Start of PROVIDED DATA

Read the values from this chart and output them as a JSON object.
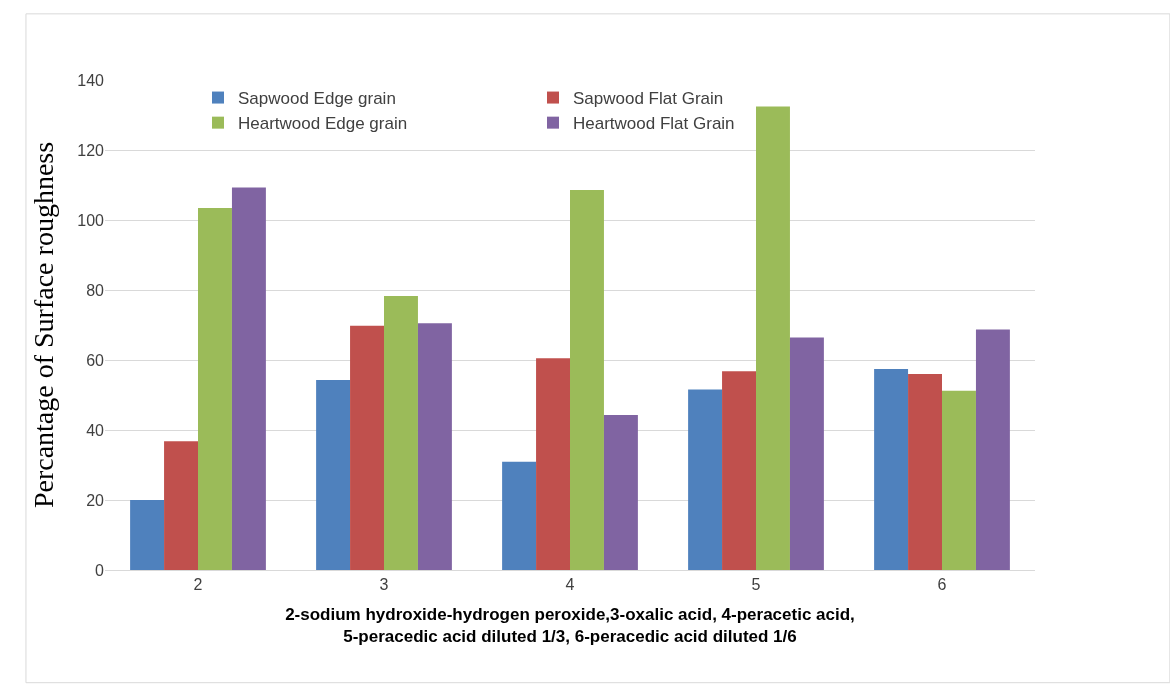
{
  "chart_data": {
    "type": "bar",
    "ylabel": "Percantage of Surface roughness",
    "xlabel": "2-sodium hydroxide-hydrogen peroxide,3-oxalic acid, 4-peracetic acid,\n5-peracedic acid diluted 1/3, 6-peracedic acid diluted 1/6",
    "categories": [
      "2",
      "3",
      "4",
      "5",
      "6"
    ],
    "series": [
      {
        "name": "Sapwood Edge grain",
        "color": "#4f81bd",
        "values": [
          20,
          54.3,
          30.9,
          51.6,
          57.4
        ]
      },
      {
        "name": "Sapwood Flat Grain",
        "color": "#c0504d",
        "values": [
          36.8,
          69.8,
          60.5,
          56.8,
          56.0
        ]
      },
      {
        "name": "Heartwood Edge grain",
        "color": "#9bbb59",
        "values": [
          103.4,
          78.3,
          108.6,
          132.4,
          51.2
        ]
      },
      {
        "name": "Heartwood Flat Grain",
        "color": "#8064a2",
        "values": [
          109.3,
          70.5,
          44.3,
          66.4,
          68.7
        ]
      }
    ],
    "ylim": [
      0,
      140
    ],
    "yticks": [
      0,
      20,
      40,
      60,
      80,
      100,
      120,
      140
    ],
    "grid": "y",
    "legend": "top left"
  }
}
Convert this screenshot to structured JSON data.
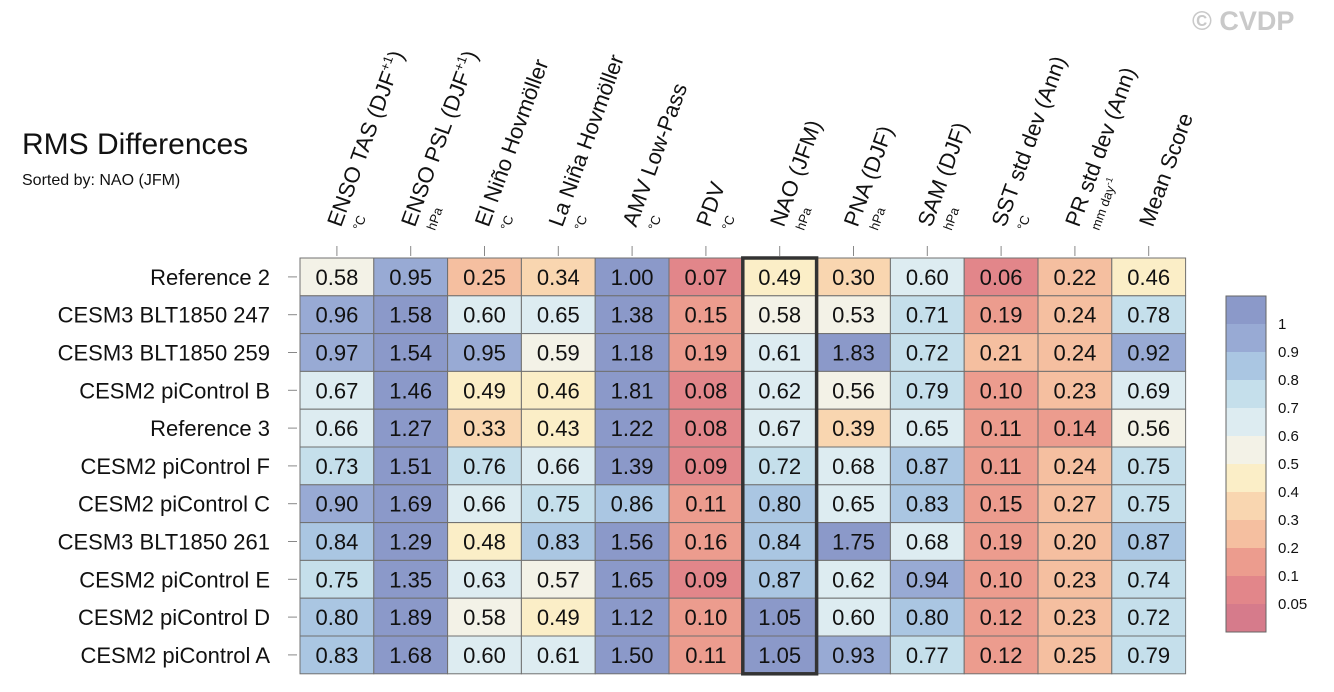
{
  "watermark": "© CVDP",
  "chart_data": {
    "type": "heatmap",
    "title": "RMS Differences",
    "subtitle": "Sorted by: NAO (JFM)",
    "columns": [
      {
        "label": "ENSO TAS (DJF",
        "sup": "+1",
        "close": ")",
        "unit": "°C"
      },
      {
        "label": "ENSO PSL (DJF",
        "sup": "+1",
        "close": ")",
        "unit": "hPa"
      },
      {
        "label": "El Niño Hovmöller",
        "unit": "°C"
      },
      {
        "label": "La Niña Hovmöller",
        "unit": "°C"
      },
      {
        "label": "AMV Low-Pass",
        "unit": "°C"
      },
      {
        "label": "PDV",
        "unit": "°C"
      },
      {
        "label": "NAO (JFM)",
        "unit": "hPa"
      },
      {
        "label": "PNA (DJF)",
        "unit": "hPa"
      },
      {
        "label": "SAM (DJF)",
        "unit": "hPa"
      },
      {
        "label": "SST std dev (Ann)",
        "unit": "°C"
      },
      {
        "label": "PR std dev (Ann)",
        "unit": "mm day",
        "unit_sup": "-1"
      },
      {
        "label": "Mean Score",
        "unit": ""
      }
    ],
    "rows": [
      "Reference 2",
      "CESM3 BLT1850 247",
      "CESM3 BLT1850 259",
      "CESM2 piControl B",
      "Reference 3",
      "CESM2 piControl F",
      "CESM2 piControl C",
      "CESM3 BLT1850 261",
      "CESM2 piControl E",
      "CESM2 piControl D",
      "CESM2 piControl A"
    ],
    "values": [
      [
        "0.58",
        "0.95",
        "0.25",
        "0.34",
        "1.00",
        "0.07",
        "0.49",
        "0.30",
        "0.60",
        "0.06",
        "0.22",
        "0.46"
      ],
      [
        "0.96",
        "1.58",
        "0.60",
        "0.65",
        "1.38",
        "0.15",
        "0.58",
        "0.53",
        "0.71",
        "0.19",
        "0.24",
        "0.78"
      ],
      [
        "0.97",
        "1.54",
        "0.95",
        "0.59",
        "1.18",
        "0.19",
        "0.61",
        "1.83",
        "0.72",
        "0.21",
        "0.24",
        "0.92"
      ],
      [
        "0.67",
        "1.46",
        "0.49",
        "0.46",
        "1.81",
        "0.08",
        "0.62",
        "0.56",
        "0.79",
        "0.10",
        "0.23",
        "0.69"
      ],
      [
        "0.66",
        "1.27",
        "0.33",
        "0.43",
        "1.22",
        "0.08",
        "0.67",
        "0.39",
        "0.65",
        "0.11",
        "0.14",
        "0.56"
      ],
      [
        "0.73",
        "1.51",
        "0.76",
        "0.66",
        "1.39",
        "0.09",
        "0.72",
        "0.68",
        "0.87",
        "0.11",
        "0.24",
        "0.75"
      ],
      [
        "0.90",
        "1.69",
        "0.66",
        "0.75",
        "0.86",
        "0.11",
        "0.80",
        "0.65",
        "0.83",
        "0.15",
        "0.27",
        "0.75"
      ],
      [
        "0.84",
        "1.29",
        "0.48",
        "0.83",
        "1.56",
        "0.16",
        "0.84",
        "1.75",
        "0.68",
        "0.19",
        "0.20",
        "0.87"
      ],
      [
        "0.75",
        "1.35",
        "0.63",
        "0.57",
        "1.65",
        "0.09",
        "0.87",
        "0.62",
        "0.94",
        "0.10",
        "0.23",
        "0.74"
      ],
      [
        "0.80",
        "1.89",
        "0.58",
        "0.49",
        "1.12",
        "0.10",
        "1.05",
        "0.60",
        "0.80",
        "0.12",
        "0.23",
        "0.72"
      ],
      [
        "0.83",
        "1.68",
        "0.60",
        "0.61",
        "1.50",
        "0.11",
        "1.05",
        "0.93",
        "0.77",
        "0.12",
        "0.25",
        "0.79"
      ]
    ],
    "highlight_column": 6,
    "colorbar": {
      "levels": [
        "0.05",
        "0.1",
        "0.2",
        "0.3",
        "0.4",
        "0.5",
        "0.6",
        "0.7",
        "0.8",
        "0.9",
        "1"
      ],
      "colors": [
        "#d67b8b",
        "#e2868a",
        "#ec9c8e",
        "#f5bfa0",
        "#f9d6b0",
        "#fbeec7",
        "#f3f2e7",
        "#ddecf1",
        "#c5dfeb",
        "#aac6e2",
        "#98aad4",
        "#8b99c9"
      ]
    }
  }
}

End of PROVIDED DATA
Start of PROVIDED DATA

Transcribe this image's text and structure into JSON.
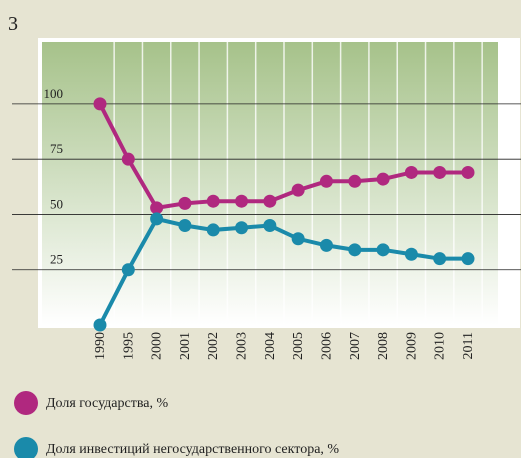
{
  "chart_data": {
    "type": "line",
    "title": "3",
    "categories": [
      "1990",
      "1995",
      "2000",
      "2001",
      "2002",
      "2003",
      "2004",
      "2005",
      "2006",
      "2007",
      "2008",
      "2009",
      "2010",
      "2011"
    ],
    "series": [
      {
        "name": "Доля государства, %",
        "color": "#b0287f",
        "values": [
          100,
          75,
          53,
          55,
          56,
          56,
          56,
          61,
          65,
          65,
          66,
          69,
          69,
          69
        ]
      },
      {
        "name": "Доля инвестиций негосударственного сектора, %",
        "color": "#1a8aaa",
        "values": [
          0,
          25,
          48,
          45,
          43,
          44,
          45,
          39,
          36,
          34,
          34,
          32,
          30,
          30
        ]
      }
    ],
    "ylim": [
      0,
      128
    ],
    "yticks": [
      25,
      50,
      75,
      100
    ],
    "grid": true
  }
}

End of PROVIDED DATA
Start of PROVIDED DATA

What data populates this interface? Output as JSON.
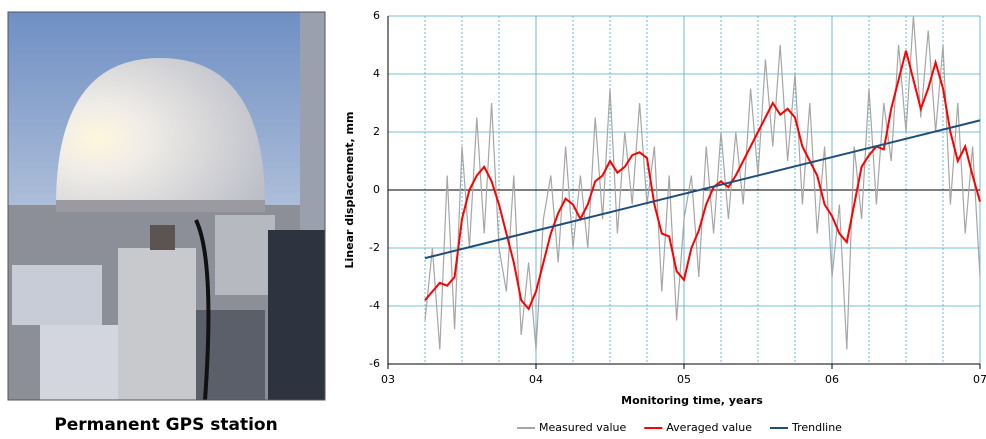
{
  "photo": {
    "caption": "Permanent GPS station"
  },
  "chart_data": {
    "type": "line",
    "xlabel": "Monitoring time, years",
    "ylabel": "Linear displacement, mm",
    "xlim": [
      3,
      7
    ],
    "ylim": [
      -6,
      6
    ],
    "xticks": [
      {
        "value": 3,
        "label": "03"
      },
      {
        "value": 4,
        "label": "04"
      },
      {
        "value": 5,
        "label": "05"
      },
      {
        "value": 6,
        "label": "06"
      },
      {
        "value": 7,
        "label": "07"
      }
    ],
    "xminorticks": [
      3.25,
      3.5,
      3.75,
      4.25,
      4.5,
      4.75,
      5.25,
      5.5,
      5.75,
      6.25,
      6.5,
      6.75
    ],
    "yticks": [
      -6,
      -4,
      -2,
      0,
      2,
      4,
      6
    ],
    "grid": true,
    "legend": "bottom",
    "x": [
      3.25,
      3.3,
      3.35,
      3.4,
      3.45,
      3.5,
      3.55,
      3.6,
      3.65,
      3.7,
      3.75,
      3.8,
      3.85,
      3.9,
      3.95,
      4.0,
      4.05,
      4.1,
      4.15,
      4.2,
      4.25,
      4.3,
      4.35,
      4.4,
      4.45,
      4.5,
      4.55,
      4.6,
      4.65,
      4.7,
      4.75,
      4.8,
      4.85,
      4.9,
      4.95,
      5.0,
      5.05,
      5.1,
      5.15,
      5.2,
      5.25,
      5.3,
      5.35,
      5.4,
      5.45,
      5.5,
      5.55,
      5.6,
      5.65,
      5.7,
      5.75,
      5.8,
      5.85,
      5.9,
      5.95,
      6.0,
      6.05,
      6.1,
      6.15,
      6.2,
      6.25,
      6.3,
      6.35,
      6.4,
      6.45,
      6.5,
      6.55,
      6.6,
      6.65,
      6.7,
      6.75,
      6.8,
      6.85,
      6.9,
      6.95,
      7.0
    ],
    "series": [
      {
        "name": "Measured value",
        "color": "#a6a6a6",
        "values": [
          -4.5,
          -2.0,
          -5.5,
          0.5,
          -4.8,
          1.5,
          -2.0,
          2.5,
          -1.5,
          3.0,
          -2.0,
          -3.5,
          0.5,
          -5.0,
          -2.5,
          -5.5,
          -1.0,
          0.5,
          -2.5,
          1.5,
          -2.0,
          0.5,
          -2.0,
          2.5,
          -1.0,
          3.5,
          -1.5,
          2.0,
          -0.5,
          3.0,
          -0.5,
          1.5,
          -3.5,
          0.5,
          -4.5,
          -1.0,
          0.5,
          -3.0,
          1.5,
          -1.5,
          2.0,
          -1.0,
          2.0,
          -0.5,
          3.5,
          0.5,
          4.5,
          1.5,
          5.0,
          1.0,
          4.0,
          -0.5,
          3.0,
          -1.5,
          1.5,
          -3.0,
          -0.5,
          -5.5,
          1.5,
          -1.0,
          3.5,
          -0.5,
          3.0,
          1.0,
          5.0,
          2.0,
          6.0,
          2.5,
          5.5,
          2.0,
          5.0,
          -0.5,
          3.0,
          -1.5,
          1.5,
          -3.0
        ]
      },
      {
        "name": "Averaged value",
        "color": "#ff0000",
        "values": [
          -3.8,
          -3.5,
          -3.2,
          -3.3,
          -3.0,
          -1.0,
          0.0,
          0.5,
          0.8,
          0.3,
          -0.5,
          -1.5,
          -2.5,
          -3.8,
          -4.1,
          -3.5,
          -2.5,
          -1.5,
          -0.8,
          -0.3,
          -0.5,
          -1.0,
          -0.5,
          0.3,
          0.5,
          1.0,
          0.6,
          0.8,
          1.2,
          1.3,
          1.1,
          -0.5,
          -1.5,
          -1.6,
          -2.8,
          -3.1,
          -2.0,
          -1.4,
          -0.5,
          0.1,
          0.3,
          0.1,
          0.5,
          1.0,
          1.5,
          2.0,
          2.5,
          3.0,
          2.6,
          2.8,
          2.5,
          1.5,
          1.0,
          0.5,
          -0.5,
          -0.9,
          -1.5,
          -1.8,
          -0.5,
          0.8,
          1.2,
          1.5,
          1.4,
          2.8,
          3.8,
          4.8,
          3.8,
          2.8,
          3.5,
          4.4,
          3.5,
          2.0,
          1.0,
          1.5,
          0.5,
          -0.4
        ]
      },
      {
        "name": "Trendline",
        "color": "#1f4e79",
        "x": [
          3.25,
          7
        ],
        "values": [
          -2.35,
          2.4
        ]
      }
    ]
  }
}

End of PROVIDED DATA

* **WHAT TO DO**
Show every line in the entries where the string "ENSO" occurs.

* **REPLY TO THE EXERCISE**
        "label": "ENSO TAS (DJF",
        "label": "ENSO PSL (DJF",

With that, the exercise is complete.